■ Problem to work on ■
Your task is to copy the material exactly.

▬▬▬▬▬▬▬▬▬▬

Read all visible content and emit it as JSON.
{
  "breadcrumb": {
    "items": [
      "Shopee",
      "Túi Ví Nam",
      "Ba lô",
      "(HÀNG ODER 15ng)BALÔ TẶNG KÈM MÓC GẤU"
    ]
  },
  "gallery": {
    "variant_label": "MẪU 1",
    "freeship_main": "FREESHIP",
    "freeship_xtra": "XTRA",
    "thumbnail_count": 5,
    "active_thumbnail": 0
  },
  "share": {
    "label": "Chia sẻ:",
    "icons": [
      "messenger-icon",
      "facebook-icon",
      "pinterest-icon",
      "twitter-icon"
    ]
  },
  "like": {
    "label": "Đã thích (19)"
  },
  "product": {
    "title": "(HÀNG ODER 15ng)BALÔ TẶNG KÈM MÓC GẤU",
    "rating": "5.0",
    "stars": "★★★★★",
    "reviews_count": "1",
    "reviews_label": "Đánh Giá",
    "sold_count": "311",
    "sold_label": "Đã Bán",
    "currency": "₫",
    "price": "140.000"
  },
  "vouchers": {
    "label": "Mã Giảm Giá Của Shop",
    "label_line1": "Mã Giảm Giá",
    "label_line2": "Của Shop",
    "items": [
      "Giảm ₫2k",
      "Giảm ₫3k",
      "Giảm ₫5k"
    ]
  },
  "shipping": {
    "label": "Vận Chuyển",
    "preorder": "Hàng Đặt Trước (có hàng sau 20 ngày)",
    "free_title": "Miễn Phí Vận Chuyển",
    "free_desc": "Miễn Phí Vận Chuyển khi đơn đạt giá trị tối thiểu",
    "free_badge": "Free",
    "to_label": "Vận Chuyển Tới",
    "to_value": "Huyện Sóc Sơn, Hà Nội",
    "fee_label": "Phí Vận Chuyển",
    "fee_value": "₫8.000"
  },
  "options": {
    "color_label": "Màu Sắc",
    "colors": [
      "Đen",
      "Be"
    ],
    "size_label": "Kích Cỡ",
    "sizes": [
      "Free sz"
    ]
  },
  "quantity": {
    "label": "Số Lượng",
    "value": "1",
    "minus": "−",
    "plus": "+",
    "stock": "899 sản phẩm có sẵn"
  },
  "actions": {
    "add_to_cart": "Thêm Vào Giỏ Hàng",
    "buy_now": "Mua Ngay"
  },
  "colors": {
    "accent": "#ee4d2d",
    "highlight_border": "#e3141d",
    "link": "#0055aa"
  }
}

▬▬▬▬▬▬▬▬▬▬

■ Final answer ■
Read all visible content and emit it as JSON.
{
  "breadcrumb": {
    "items": [
      "Shopee",
      "Túi Ví Nam",
      "Ba lô",
      "(HÀNG ODER 15ng)BALÔ TẶNG KÈM MÓC GẤU"
    ]
  },
  "gallery": {
    "variant_label": "MẪU 1",
    "freeship_main": "FREESHIP",
    "freeship_xtra": "XTRA",
    "thumbnail_count": 5,
    "active_thumbnail": 0
  },
  "share": {
    "label": "Chia sẻ:",
    "icons": [
      "messenger-icon",
      "facebook-icon",
      "pinterest-icon",
      "twitter-icon"
    ]
  },
  "like": {
    "label": "Đã thích (19)"
  },
  "product": {
    "title": "(HÀNG ODER 15ng)BALÔ TẶNG KÈM MÓC GẤU",
    "rating": "5.0",
    "stars": "★★★★★",
    "reviews_count": "1",
    "reviews_label": "Đánh Giá",
    "sold_count": "311",
    "sold_label": "Đã Bán",
    "currency": "₫",
    "price": "140.000"
  },
  "vouchers": {
    "label": "Mã Giảm Giá Của Shop",
    "label_line1": "Mã Giảm Giá",
    "label_line2": "Của Shop",
    "items": [
      "Giảm ₫2k",
      "Giảm ₫3k",
      "Giảm ₫5k"
    ]
  },
  "shipping": {
    "label": "Vận Chuyển",
    "preorder": "Hàng Đặt Trước (có hàng sau 20 ngày)",
    "free_title": "Miễn Phí Vận Chuyển",
    "free_desc": "Miễn Phí Vận Chuyển khi đơn đạt giá trị tối thiểu",
    "free_badge": "Free",
    "to_label": "Vận Chuyển Tới",
    "to_value": "Huyện Sóc Sơn, Hà Nội",
    "fee_label": "Phí Vận Chuyển",
    "fee_value": "₫8.000"
  },
  "options": {
    "color_label": "Màu Sắc",
    "colors": [
      "Đen",
      "Be"
    ],
    "size_label": "Kích Cỡ",
    "sizes": [
      "Free sz"
    ]
  },
  "quantity": {
    "label": "Số Lượng",
    "value": "1",
    "minus": "−",
    "plus": "+",
    "stock": "899 sản phẩm có sẵn"
  },
  "actions": {
    "add_to_cart": "Thêm Vào Giỏ Hàng",
    "buy_now": "Mua Ngay"
  },
  "colors": {
    "accent": "#ee4d2d",
    "highlight_border": "#e3141d",
    "link": "#0055aa"
  }
}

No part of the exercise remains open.